Stated goal: Select all lines in the records that include "Gallery".

Stored dataset items

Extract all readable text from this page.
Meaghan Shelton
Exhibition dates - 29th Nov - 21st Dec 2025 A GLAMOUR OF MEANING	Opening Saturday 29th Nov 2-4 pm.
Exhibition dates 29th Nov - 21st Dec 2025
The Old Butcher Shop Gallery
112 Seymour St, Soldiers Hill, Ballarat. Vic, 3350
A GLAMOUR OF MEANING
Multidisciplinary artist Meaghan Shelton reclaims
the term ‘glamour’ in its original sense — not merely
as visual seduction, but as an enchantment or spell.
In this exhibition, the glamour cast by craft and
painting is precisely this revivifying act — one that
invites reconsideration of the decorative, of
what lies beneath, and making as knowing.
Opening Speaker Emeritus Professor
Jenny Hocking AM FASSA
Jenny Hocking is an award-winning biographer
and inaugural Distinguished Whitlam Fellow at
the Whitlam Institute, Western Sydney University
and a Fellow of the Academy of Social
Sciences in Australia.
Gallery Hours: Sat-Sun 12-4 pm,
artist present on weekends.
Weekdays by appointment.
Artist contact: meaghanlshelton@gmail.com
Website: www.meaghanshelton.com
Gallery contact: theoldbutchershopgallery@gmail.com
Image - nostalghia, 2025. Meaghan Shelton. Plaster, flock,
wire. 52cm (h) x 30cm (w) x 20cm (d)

--

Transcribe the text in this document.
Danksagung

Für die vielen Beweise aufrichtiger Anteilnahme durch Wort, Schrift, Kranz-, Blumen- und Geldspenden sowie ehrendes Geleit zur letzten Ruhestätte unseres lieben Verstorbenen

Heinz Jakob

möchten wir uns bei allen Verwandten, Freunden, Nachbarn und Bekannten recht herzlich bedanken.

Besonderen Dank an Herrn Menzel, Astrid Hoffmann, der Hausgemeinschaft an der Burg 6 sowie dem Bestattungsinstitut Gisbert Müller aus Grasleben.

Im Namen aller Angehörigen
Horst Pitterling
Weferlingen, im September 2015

Task response:
The Old Butcher Shop Gallery
Gallery Hours: Sat-Sun 12-4 pm,
Gallery contact: theoldbutchershopgallery@gmail.com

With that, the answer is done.